* _RECORD EXCERPTS_
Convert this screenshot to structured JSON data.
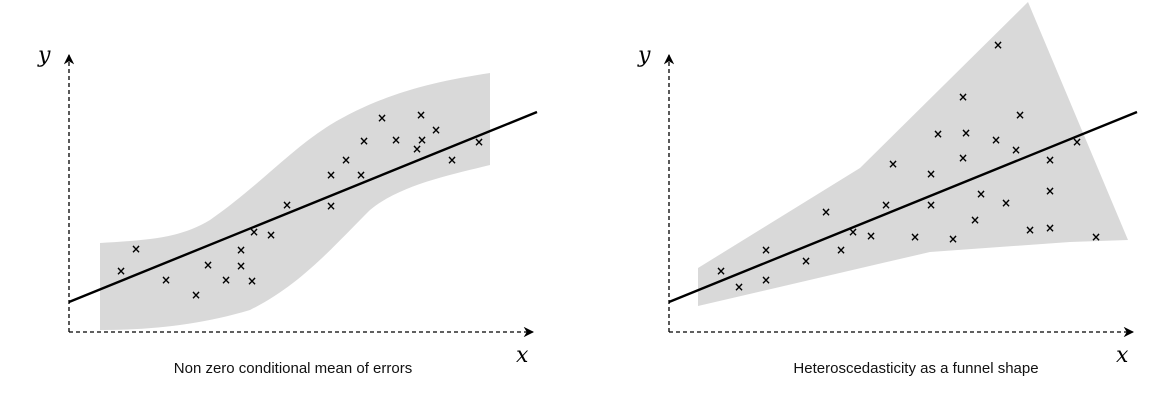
==
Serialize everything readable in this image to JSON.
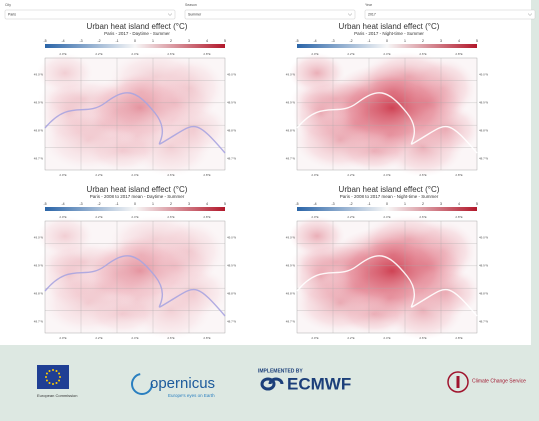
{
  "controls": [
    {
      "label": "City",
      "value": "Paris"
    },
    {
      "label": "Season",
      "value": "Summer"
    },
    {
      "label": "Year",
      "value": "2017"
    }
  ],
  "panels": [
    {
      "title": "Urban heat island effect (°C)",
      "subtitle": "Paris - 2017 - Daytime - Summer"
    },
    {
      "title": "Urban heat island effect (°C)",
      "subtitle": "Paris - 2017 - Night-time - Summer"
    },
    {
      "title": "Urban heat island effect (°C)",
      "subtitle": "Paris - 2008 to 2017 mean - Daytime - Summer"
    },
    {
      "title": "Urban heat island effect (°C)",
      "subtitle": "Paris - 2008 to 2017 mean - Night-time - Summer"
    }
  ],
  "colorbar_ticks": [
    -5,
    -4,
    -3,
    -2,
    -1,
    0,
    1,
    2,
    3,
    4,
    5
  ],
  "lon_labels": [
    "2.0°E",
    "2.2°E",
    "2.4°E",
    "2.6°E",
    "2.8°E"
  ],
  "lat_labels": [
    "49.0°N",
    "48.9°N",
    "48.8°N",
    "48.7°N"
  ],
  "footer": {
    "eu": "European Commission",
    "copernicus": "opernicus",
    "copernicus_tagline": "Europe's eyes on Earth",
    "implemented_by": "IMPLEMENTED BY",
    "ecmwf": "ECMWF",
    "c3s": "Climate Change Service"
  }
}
...
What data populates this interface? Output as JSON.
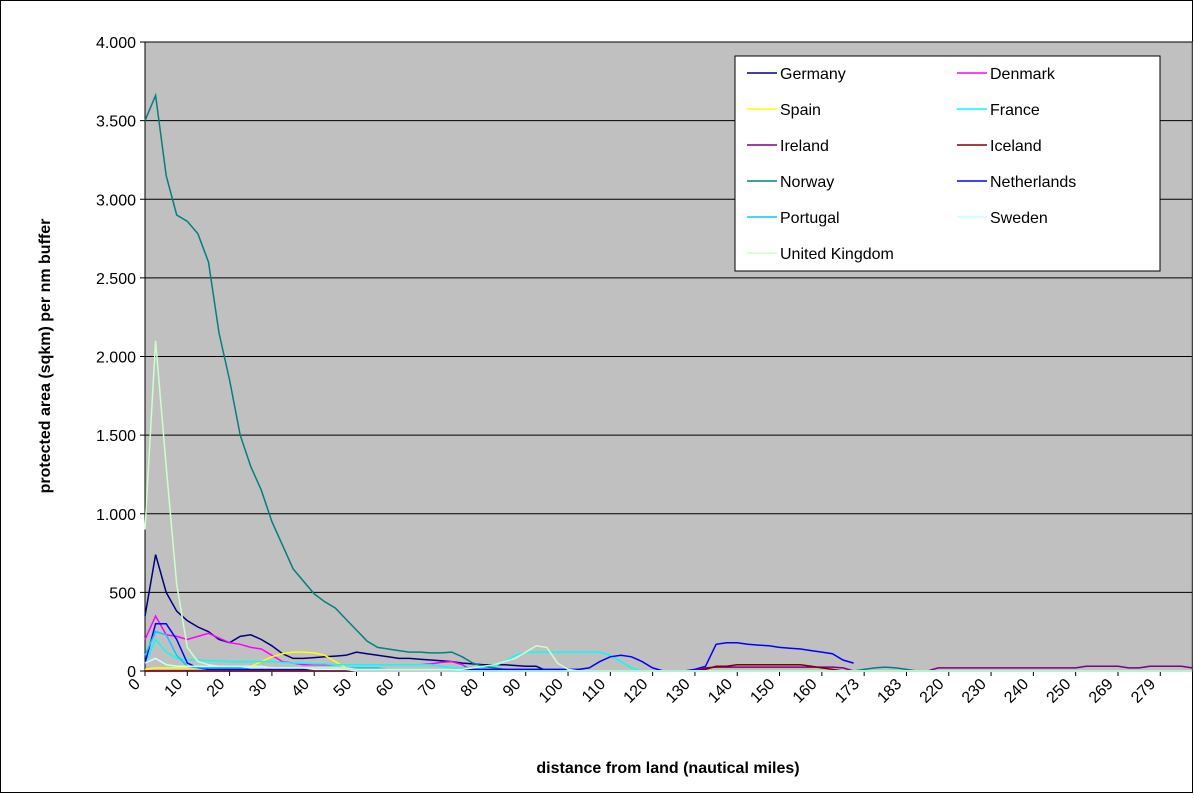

* _SHORT EXERCISE_
Give only the number of lines that include the word "data".

* _TASK ANSWER_
2